WHAT THE EXERCISE ASKS: Retype the lines below, from the line with "Patent image size: (445, 414)." to the line with "The shaft 48 is at (394, 214).", including both of those lines, with no changes.

PROVIDED DATA:
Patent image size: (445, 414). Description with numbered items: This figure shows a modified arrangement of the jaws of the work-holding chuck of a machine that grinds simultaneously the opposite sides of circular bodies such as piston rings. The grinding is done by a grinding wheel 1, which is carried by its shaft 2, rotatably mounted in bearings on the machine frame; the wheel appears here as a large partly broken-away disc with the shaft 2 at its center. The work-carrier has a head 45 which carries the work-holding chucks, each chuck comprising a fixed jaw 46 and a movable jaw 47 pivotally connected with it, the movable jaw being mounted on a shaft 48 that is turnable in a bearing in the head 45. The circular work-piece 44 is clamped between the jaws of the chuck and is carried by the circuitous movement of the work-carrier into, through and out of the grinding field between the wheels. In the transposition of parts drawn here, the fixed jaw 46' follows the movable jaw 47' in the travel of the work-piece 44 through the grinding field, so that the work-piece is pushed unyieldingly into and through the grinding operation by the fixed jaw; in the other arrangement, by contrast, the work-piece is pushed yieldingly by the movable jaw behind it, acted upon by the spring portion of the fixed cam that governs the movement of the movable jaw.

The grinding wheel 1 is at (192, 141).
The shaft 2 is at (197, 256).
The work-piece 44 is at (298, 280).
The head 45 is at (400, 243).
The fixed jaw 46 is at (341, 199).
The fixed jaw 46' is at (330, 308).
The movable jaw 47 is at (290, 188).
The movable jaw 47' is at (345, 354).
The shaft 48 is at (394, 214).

* * *

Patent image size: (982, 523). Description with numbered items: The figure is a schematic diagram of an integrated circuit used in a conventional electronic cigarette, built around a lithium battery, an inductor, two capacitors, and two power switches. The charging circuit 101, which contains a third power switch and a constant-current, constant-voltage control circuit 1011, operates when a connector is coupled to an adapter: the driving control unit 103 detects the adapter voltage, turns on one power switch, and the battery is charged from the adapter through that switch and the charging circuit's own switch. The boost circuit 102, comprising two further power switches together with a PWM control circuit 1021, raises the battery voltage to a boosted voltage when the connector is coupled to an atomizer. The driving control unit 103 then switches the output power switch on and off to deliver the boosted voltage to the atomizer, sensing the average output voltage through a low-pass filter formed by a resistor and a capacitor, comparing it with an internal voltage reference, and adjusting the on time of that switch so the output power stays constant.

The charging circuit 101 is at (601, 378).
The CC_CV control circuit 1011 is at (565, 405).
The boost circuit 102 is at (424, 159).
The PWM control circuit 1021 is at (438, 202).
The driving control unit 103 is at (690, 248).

THE REPLY:
Patent image size: (445, 414). Description with numbered items: This figure shows a modified arrangement of the jaws of the work-holding chuck of a machine that grinds simultaneously the opposite sides of circular bodies such as piston rings. The grinding is done by a grinding wheel 1, which is carried by its shaft 2, rotatably mounted in bearings on the machine frame; the wheel appears here as a large partly broken-away disc with the shaft 2 at its center. The work-carrier has a head 45 which carries the work-holding chucks, each chuck comprising a fixed jaw 46 and a movable jaw 47 pivotally connected with it, the movable jaw being mounted on a shaft 48 that is turnable in a bearing in the head 45. The circular work-piece 44 is clamped between the jaws of the chuck and is carried by the circuitous movement of the work-carrier into, through and out of the grinding field between the wheels. In the transposition of parts drawn here, the fixed jaw 46' follows the movable jaw 47' in the travel of the work-piece 44 through the grinding field, so that the work-piece is pushed unyieldingly into and through the grinding operation by the fixed jaw; in the other arrangement, by contrast, the work-piece is pushed yieldingly by the movable jaw behind it, acted upon by the spring portion of the fixed cam that governs the movement of the movable jaw.

The grinding wheel 1 is at (192, 141).
The shaft 2 is at (197, 256).
The work-piece 44 is at (298, 280).
The head 45 is at (400, 243).
The fixed jaw 46 is at (341, 199).
The fixed jaw 46' is at (330, 308).
The movable jaw 47 is at (290, 188).
The movable jaw 47' is at (345, 354).
The shaft 48 is at (394, 214).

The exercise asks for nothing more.